[Entries taken from a collection]
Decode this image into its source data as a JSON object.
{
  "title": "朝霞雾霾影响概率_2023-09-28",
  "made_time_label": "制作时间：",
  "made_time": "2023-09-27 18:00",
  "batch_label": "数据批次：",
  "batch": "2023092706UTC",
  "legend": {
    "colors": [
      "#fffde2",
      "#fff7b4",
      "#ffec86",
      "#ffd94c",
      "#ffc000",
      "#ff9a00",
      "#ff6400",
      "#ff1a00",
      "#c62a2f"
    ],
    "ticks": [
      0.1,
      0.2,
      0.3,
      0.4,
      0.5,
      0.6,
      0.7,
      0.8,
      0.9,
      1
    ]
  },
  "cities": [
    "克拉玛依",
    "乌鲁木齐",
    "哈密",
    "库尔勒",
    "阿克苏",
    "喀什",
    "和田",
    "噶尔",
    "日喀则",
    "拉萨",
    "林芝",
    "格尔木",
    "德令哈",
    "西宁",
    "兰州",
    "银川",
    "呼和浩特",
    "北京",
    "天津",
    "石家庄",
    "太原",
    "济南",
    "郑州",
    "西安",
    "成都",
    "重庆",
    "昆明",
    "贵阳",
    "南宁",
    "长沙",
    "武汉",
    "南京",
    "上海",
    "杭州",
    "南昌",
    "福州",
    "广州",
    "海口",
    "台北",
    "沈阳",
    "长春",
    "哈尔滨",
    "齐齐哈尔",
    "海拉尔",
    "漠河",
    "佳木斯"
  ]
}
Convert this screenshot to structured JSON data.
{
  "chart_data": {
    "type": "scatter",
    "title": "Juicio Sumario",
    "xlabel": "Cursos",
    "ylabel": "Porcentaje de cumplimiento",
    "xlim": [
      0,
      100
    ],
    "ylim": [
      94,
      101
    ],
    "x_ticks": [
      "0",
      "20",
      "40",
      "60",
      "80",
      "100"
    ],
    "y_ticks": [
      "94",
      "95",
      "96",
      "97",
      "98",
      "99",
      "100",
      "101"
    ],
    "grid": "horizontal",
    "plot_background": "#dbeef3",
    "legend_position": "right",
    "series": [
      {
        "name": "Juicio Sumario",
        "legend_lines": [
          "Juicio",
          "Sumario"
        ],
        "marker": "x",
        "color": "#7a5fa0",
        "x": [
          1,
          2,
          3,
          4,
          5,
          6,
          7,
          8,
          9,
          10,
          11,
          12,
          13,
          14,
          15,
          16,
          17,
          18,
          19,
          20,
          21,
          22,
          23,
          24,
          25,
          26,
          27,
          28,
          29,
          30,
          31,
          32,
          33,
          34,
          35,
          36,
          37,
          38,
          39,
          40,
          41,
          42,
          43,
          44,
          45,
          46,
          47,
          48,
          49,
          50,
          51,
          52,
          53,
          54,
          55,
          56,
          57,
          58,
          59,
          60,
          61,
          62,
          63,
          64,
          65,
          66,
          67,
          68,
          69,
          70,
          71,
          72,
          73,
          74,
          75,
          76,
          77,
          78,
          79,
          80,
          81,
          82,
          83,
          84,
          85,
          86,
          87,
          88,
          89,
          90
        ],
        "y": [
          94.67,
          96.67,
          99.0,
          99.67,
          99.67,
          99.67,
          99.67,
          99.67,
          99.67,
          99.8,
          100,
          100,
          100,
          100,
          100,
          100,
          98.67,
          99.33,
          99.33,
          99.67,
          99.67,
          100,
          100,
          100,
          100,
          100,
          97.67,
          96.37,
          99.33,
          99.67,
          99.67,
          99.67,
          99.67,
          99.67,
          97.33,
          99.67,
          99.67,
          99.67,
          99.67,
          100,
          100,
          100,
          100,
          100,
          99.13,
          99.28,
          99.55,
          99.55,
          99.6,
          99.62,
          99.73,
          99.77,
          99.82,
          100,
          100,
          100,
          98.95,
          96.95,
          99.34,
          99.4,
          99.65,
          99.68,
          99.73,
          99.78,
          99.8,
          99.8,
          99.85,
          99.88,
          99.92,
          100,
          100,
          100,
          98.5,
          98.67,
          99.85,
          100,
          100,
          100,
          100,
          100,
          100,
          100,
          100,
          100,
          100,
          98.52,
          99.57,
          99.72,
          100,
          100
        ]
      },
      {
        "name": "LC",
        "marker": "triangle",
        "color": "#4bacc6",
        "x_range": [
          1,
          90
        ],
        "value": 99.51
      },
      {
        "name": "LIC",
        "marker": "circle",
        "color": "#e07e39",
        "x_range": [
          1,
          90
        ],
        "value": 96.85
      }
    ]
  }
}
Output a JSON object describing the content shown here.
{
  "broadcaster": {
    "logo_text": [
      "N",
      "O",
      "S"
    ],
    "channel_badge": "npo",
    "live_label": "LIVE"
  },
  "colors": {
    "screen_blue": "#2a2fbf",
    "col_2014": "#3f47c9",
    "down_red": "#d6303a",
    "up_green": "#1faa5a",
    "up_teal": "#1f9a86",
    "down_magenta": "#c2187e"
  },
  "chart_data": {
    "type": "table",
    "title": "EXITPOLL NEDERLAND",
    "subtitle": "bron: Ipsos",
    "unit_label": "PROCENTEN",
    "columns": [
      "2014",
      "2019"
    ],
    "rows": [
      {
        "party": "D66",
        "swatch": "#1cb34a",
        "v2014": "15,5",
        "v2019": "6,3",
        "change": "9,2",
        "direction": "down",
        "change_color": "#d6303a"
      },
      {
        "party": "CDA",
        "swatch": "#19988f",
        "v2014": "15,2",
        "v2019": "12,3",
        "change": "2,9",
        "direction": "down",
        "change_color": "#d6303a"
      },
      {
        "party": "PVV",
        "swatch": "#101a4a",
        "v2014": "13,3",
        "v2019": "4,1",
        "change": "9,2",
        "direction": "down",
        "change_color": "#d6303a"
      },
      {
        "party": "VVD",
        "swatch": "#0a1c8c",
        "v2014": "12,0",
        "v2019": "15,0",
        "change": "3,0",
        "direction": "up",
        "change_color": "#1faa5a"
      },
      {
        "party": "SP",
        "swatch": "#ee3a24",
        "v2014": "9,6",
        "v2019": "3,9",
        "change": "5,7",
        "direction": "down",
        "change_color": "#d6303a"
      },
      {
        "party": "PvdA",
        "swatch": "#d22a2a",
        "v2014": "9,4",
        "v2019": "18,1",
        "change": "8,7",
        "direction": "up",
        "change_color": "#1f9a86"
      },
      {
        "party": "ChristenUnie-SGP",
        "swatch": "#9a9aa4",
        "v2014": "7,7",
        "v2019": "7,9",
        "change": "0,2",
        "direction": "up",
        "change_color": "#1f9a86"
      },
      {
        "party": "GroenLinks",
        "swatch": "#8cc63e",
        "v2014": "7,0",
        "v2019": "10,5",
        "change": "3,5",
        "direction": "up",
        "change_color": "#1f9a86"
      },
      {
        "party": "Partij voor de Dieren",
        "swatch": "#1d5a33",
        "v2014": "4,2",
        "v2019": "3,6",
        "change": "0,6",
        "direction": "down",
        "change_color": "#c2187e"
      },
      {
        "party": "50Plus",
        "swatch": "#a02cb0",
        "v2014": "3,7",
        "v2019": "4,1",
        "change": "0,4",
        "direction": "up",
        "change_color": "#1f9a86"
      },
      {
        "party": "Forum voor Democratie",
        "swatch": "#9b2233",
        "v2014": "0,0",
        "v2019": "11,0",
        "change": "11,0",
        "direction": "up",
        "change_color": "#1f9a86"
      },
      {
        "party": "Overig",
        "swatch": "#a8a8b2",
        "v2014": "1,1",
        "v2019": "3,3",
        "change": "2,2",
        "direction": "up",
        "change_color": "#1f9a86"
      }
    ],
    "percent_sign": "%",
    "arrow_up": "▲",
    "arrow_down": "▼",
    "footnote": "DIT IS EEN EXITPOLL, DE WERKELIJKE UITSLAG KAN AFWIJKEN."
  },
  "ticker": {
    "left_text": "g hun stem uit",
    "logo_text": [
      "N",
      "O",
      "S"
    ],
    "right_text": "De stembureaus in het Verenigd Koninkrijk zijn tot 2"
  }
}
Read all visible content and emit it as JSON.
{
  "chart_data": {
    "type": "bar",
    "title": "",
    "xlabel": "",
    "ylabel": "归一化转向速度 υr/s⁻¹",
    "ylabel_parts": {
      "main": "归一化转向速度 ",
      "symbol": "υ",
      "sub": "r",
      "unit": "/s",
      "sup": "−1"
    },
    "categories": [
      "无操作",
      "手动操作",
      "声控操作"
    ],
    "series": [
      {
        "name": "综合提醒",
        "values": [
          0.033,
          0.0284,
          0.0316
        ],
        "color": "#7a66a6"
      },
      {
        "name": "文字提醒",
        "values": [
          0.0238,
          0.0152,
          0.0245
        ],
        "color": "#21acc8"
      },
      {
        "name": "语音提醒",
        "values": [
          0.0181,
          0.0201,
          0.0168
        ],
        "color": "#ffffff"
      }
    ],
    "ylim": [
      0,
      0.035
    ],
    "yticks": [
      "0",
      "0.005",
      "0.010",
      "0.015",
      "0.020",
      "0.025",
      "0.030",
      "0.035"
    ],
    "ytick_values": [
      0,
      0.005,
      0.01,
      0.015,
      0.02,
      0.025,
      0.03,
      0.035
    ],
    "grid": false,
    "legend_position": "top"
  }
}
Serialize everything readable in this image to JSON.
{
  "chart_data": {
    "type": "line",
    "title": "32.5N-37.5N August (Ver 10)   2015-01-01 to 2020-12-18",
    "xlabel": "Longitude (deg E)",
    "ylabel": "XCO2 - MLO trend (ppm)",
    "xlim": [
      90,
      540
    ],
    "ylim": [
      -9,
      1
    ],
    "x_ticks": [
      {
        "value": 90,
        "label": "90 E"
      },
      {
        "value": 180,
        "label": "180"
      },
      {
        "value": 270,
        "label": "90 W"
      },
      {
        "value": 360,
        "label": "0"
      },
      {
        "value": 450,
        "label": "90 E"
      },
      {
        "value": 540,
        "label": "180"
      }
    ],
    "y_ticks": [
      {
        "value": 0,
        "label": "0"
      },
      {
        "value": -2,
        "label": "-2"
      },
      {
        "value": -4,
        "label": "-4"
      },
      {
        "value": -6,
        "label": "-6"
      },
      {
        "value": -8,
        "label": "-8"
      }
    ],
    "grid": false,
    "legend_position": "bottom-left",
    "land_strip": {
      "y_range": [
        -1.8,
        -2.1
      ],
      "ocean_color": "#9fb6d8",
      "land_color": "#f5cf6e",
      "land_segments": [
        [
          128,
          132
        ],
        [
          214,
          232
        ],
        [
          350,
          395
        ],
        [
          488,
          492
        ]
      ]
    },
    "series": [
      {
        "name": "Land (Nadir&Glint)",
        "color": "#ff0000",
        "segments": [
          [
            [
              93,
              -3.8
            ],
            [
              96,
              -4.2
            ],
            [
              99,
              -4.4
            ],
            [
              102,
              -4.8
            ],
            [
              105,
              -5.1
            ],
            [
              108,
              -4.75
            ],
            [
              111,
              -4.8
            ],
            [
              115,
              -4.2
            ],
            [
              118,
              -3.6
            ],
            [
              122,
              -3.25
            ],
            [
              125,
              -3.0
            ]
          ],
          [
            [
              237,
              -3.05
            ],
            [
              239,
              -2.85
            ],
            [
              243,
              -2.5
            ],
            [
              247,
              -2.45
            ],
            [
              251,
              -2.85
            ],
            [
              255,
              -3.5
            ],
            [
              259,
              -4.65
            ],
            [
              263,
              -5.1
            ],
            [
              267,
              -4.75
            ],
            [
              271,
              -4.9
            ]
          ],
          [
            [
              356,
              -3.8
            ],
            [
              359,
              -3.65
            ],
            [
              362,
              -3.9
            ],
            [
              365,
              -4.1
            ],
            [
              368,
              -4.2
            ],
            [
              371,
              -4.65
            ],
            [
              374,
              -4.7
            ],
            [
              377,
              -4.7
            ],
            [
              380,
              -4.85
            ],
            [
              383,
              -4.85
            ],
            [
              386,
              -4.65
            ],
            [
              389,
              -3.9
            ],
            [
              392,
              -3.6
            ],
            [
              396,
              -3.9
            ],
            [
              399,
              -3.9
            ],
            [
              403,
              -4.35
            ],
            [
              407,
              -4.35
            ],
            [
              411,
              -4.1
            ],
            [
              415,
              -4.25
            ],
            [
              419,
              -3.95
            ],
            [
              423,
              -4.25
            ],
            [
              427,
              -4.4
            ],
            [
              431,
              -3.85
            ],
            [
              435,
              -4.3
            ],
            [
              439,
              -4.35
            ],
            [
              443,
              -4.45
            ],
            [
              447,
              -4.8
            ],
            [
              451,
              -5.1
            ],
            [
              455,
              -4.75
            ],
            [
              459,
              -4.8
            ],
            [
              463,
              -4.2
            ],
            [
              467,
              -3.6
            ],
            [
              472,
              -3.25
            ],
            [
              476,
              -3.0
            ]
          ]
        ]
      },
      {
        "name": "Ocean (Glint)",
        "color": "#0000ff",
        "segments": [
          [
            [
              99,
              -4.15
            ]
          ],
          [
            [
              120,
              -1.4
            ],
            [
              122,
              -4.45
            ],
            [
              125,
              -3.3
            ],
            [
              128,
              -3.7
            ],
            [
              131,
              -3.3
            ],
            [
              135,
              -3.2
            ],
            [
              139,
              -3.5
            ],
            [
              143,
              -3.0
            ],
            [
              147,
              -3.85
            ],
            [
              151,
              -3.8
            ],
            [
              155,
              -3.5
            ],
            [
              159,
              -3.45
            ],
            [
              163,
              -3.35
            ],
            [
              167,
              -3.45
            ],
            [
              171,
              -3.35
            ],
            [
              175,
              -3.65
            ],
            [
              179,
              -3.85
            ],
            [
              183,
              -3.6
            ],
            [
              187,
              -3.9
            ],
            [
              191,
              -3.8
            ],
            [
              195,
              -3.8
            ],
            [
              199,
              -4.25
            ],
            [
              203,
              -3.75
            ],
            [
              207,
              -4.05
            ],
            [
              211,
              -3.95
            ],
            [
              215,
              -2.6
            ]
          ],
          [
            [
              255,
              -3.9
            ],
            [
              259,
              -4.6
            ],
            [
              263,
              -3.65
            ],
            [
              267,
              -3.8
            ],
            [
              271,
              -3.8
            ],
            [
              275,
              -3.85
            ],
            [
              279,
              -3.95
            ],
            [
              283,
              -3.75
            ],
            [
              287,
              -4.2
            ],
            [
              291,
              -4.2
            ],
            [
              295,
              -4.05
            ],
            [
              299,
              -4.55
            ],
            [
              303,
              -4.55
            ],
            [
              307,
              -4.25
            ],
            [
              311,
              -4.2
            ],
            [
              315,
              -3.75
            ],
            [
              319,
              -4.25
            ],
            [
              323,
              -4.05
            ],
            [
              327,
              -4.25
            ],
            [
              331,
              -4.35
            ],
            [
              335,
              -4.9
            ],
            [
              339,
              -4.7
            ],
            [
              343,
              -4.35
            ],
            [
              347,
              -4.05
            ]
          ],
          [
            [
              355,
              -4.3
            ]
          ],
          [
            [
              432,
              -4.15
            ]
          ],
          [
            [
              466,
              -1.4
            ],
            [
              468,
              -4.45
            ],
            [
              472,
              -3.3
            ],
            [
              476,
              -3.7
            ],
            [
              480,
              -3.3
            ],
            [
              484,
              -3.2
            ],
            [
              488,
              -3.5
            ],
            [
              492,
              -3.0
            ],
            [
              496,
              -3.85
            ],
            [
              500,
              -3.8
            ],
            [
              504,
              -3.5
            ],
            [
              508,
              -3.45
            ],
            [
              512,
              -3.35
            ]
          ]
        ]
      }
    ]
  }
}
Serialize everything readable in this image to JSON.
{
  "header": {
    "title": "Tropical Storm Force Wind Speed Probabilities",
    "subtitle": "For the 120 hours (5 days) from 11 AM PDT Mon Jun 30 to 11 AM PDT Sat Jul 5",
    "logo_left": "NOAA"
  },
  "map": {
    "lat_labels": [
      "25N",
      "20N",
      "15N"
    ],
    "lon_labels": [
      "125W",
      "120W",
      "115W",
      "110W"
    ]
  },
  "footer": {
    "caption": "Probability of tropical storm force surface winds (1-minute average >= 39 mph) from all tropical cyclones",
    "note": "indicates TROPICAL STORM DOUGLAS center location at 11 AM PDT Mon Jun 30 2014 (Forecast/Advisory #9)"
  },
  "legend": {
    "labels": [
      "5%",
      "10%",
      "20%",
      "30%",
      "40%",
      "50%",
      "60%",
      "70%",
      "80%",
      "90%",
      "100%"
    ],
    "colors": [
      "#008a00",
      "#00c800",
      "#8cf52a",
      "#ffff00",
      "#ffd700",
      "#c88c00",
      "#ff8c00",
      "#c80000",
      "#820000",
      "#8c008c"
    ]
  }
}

Given exercise: Pull every line containing "Juicio" out of the data above.

Output of the exercise:
    "title": "Juicio Sumario",
        "name": "Juicio Sumario",
          "Juicio",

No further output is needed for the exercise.